#### ENTRIES SHOWN:
____

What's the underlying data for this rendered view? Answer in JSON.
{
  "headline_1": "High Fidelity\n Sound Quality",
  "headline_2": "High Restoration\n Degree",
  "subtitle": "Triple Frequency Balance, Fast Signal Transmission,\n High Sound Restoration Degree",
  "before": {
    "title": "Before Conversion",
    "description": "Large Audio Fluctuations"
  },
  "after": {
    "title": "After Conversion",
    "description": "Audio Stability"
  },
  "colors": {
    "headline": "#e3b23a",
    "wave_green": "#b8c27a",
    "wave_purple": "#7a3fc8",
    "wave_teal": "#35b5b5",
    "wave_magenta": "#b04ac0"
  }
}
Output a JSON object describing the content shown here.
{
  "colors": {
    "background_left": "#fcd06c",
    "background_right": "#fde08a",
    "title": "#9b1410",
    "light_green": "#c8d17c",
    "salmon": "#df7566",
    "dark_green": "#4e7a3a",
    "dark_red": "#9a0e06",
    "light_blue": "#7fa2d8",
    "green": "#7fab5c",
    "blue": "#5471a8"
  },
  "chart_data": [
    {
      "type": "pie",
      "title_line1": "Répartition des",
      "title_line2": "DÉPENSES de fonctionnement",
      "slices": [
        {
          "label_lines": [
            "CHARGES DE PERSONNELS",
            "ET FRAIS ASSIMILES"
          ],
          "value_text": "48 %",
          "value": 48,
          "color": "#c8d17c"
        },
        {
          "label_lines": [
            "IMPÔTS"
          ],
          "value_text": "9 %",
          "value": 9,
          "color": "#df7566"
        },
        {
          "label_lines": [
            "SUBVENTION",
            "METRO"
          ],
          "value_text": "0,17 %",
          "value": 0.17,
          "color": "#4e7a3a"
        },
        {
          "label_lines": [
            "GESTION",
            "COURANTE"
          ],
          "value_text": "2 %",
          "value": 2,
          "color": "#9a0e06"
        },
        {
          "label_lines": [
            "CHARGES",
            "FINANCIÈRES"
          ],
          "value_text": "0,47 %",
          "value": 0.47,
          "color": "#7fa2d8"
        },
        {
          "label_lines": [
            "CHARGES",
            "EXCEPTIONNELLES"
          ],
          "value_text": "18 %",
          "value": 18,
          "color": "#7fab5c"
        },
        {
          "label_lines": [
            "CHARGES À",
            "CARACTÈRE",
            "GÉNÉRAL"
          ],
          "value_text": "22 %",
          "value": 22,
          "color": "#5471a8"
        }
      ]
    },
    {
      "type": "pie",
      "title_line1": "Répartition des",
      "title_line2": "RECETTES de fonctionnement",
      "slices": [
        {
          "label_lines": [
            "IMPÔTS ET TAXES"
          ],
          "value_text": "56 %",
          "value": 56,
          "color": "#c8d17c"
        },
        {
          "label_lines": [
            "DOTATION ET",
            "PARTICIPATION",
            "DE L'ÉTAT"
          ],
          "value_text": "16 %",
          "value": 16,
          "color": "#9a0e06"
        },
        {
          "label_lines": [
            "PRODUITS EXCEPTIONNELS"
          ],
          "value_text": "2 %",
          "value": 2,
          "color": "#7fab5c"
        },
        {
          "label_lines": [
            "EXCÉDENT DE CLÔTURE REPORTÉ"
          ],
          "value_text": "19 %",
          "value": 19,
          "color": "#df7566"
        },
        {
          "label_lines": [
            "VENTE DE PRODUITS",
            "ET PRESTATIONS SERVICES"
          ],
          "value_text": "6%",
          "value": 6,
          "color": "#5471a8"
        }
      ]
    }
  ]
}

____

#### WHAT IS BEING ASKED:
Answer with a single number: the count of lines holding the word "Audio".

#### ANSWER TO THE TASK:
2